[EXERCISE DETAILS]
Write the records out again, precisely as they stand.

[INPUT]
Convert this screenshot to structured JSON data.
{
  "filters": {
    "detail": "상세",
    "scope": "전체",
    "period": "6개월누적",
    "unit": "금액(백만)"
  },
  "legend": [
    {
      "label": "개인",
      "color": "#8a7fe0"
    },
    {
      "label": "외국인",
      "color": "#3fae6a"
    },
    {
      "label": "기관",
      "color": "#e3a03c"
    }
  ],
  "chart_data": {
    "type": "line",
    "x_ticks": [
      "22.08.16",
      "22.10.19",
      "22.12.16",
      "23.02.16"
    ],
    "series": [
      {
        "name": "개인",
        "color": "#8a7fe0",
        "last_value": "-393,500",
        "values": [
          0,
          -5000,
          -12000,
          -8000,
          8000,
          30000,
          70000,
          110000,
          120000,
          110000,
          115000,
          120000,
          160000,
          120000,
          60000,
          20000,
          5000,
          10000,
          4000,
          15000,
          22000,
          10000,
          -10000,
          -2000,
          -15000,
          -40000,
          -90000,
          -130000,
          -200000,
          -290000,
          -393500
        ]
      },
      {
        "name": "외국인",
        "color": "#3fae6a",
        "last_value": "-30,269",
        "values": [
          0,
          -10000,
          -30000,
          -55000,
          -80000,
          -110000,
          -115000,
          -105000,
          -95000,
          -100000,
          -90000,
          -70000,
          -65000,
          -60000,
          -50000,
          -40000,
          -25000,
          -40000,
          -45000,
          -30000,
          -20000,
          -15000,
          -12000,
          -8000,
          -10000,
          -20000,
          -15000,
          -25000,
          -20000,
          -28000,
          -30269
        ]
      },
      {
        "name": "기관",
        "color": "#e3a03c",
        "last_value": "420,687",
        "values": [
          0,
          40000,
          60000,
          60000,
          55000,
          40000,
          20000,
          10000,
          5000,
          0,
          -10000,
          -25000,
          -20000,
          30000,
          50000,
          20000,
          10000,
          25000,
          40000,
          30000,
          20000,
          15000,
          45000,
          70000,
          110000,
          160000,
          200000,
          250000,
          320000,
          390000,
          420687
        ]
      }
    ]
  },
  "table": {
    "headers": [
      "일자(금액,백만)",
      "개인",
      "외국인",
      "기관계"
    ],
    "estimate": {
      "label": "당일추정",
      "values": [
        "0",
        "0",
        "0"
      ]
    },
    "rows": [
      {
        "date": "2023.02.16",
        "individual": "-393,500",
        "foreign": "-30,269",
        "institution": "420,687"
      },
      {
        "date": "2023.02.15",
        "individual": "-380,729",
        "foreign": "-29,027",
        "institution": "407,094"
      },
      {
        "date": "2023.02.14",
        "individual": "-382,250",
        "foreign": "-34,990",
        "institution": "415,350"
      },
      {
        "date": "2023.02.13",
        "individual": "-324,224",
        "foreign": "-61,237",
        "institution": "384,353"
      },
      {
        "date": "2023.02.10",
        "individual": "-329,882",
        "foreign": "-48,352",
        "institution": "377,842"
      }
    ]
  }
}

[IN RESPONSE]
Convert this screenshot to structured JSON data.
{
  "filters": {
    "detail": "상세",
    "scope": "전체",
    "period": "6개월누적",
    "unit": "금액(백만)"
  },
  "legend": [
    {
      "label": "개인",
      "color": "#8a7fe0"
    },
    {
      "label": "외국인",
      "color": "#3fae6a"
    },
    {
      "label": "기관",
      "color": "#e3a03c"
    }
  ],
  "chart_data": {
    "type": "line",
    "x_ticks": [
      "22.08.16",
      "22.10.19",
      "22.12.16",
      "23.02.16"
    ],
    "series": [
      {
        "name": "개인",
        "color": "#8a7fe0",
        "last_value": "-393,500",
        "values": [
          0,
          -5000,
          -12000,
          -8000,
          8000,
          30000,
          70000,
          110000,
          120000,
          110000,
          115000,
          120000,
          160000,
          120000,
          60000,
          20000,
          5000,
          10000,
          4000,
          15000,
          22000,
          10000,
          -10000,
          -2000,
          -15000,
          -40000,
          -90000,
          -130000,
          -200000,
          -290000,
          -393500
        ]
      },
      {
        "name": "외국인",
        "color": "#3fae6a",
        "last_value": "-30,269",
        "values": [
          0,
          -10000,
          -30000,
          -55000,
          -80000,
          -110000,
          -115000,
          -105000,
          -95000,
          -100000,
          -90000,
          -70000,
          -65000,
          -60000,
          -50000,
          -40000,
          -25000,
          -40000,
          -45000,
          -30000,
          -20000,
          -15000,
          -12000,
          -8000,
          -10000,
          -20000,
          -15000,
          -25000,
          -20000,
          -28000,
          -30269
        ]
      },
      {
        "name": "기관",
        "color": "#e3a03c",
        "last_value": "420,687",
        "values": [
          0,
          40000,
          60000,
          60000,
          55000,
          40000,
          20000,
          10000,
          5000,
          0,
          -10000,
          -25000,
          -20000,
          30000,
          50000,
          20000,
          10000,
          25000,
          40000,
          30000,
          20000,
          15000,
          45000,
          70000,
          110000,
          160000,
          200000,
          250000,
          320000,
          390000,
          420687
        ]
      }
    ]
  },
  "table": {
    "headers": [
      "일자(금액,백만)",
      "개인",
      "외국인",
      "기관계"
    ],
    "estimate": {
      "label": "당일추정",
      "values": [
        "0",
        "0",
        "0"
      ]
    },
    "rows": [
      {
        "date": "2023.02.16",
        "individual": "-393,500",
        "foreign": "-30,269",
        "institution": "420,687"
      },
      {
        "date": "2023.02.15",
        "individual": "-380,729",
        "foreign": "-29,027",
        "institution": "407,094"
      },
      {
        "date": "2023.02.14",
        "individual": "-382,250",
        "foreign": "-34,990",
        "institution": "415,350"
      },
      {
        "date": "2023.02.13",
        "individual": "-324,224",
        "foreign": "-61,237",
        "institution": "384,353"
      },
      {
        "date": "2023.02.10",
        "individual": "-329,882",
        "foreign": "-48,352",
        "institution": "377,842"
      }
    ]
  }
}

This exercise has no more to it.